Chart and figure data
## Begin
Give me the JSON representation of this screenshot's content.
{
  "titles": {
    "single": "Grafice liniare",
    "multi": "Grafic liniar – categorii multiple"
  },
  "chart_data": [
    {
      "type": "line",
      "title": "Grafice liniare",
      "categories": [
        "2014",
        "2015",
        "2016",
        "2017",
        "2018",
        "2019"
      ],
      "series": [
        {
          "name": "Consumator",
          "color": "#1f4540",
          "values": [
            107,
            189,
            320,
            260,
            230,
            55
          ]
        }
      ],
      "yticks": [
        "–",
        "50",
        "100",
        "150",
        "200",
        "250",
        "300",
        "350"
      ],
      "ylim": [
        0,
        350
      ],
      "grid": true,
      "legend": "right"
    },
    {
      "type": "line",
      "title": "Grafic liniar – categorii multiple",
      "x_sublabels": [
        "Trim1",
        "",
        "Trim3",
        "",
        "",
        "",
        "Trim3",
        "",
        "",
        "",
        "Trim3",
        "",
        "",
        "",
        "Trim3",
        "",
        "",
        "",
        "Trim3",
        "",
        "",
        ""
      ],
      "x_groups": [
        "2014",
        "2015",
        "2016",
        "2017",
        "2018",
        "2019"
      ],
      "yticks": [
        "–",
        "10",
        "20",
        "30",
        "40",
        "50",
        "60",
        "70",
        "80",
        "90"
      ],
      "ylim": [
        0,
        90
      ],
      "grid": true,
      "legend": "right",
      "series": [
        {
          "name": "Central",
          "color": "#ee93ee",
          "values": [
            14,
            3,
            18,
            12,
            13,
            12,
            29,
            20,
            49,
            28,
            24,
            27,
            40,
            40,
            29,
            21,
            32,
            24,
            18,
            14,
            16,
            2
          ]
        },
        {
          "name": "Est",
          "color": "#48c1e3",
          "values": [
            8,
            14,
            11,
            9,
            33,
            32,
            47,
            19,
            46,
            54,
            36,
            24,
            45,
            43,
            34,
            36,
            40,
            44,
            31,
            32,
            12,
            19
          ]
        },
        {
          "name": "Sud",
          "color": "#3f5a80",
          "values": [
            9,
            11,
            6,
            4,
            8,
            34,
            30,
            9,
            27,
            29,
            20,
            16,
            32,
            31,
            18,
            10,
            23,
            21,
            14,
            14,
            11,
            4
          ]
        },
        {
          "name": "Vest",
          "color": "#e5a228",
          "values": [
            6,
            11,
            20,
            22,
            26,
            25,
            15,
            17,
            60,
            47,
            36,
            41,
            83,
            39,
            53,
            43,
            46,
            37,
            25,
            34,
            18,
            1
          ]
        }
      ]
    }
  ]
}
## End
PROBLEM DESCRIPTION: Extract all lines of the records above that include "liniare".

EXERCISE RESULT:
    "single": "Grafice liniare",
      "title": "Grafice liniare",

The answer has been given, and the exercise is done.